Write each line out exactly, leaving none out.

----- DATASET

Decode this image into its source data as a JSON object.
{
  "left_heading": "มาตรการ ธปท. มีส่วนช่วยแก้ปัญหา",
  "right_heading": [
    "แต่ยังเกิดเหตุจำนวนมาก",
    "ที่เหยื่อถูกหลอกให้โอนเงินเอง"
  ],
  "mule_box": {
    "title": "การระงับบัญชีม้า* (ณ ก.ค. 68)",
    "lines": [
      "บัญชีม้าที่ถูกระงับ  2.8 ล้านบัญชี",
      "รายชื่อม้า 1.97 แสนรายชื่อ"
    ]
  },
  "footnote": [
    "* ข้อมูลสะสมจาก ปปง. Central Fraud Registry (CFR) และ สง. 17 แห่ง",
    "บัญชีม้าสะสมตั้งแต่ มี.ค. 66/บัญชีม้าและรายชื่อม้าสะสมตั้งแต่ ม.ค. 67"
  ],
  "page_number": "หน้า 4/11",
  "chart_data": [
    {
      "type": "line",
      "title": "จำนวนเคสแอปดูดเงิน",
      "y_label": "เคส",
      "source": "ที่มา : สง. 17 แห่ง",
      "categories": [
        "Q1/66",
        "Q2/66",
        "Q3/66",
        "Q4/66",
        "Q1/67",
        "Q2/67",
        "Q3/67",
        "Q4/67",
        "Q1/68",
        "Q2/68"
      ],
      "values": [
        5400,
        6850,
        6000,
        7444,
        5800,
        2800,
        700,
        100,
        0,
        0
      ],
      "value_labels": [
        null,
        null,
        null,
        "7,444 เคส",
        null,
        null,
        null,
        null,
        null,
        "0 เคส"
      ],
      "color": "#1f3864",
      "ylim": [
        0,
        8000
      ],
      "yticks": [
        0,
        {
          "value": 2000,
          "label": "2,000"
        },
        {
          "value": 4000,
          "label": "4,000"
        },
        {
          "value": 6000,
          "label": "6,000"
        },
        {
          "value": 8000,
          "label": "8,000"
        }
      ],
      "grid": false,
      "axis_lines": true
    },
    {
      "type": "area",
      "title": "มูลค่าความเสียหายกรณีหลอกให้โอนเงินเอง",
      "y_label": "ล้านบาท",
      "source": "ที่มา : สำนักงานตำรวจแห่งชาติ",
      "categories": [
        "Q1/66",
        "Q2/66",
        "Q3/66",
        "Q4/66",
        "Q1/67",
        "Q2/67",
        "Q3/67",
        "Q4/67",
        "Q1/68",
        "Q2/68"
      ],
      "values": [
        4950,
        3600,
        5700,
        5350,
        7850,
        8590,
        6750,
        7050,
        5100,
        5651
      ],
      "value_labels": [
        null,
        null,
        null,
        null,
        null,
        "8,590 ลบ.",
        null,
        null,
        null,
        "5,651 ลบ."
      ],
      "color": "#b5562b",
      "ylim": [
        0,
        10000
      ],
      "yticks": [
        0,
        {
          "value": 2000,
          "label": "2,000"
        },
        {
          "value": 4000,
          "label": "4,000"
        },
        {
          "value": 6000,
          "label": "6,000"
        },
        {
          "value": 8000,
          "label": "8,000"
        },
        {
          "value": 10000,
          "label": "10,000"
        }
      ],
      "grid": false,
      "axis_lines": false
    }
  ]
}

----------

TASK OUTPUT:
Decode this image into its source data as a JSON object.
{
  "left_heading": "มาตรการ ธปท. มีส่วนช่วยแก้ปัญหา",
  "right_heading": [
    "แต่ยังเกิดเหตุจำนวนมาก",
    "ที่เหยื่อถูกหลอกให้โอนเงินเอง"
  ],
  "mule_box": {
    "title": "การระงับบัญชีม้า* (ณ ก.ค. 68)",
    "lines": [
      "บัญชีม้าที่ถูกระงับ  2.8 ล้านบัญชี",
      "รายชื่อม้า 1.97 แสนรายชื่อ"
    ]
  },
  "footnote": [
    "* ข้อมูลสะสมจาก ปปง. Central Fraud Registry (CFR) และ สง. 17 แห่ง",
    "บัญชีม้าสะสมตั้งแต่ มี.ค. 66/บัญชีม้าและรายชื่อม้าสะสมตั้งแต่ ม.ค. 67"
  ],
  "page_number": "หน้า 4/11",
  "chart_data": [
    {
      "type": "line",
      "title": "จำนวนเคสแอปดูดเงิน",
      "y_label": "เคส",
      "source": "ที่มา : สง. 17 แห่ง",
      "categories": [
        "Q1/66",
        "Q2/66",
        "Q3/66",
        "Q4/66",
        "Q1/67",
        "Q2/67",
        "Q3/67",
        "Q4/67",
        "Q1/68",
        "Q2/68"
      ],
      "values": [
        5400,
        6850,
        6000,
        7444,
        5800,
        2800,
        700,
        100,
        0,
        0
      ],
      "value_labels": [
        null,
        null,
        null,
        "7,444 เคส",
        null,
        null,
        null,
        null,
        null,
        "0 เคส"
      ],
      "color": "#1f3864",
      "ylim": [
        0,
        8000
      ],
      "yticks": [
        0,
        {
          "value": 2000,
          "label": "2,000"
        },
        {
          "value": 4000,
          "label": "4,000"
        },
        {
          "value": 6000,
          "label": "6,000"
        },
        {
          "value": 8000,
          "label": "8,000"
        }
      ],
      "grid": false,
      "axis_lines": true
    },
    {
      "type": "area",
      "title": "มูลค่าความเสียหายกรณีหลอกให้โอนเงินเอง",
      "y_label": "ล้านบาท",
      "source": "ที่มา : สำนักงานตำรวจแห่งชาติ",
      "categories": [
        "Q1/66",
        "Q2/66",
        "Q3/66",
        "Q4/66",
        "Q1/67",
        "Q2/67",
        "Q3/67",
        "Q4/67",
        "Q1/68",
        "Q2/68"
      ],
      "values": [
        4950,
        3600,
        5700,
        5350,
        7850,
        8590,
        6750,
        7050,
        5100,
        5651
      ],
      "value_labels": [
        null,
        null,
        null,
        null,
        null,
        "8,590 ลบ.",
        null,
        null,
        null,
        "5,651 ลบ."
      ],
      "color": "#b5562b",
      "ylim": [
        0,
        10000
      ],
      "yticks": [
        0,
        {
          "value": 2000,
          "label": "2,000"
        },
        {
          "value": 4000,
          "label": "4,000"
        },
        {
          "value": 6000,
          "label": "6,000"
        },
        {
          "value": 8000,
          "label": "8,000"
        },
        {
          "value": 10000,
          "label": "10,000"
        }
      ],
      "grid": false,
      "axis_lines": false
    }
  ]
}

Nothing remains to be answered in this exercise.